# Entries:
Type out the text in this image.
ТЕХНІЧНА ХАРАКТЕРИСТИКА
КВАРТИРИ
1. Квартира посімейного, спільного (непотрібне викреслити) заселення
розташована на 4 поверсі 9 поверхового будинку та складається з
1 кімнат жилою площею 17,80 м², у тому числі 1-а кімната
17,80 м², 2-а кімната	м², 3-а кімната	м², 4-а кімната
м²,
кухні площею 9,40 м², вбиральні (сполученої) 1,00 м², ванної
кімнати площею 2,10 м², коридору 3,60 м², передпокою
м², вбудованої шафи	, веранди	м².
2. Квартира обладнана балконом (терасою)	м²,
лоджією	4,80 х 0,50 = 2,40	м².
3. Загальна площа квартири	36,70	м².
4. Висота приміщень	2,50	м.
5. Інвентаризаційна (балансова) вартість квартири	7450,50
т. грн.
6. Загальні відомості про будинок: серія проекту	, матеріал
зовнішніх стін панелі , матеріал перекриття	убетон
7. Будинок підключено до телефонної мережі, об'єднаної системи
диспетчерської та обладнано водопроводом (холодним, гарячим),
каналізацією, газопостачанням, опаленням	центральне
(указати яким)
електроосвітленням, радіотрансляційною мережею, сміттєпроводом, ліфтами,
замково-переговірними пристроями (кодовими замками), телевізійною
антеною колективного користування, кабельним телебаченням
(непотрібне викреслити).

# Work to do:
Reproduce all of the entries word for word.

# Exercise response:
Type out the text in this image.
ТЕХНІЧНА ХАРАКТЕРИСТИКА
КВАРТИРИ
1. Квартира посімейного, спільного (непотрібне викреслити) заселення
розташована на 4 поверсі 9 поверхового будинку та складається з
1 кімнат жилою площею 17,80 м², у тому числі 1-а кімната
17,80 м², 2-а кімната	м², 3-а кімната	м², 4-а кімната
м²,
кухні площею 9,40 м², вбиральні (сполученої) 1,00 м², ванної
кімнати площею 2,10 м², коридору 3,60 м², передпокою
м², вбудованої шафи	, веранди	м².
2. Квартира обладнана балконом (терасою)	м²,
лоджією	4,80 х 0,50 = 2,40	м².
3. Загальна площа квартири	36,70	м².
4. Висота приміщень	2,50	м.
5. Інвентаризаційна (балансова) вартість квартири	7450,50
т. грн.
6. Загальні відомості про будинок: серія проекту	, матеріал
зовнішніх стін панелі , матеріал перекриття	убетон
7. Будинок підключено до телефонної мережі, об'єднаної системи
диспетчерської та обладнано водопроводом (холодним, гарячим),
каналізацією, газопостачанням, опаленням	центральне
(указати яким)
електроосвітленням, радіотрансляційною мережею, сміттєпроводом, ліфтами,
замково-переговірними пристроями (кодовими замками), телевізійною
антеною колективного користування, кабельним телебаченням
(непотрібне викреслити).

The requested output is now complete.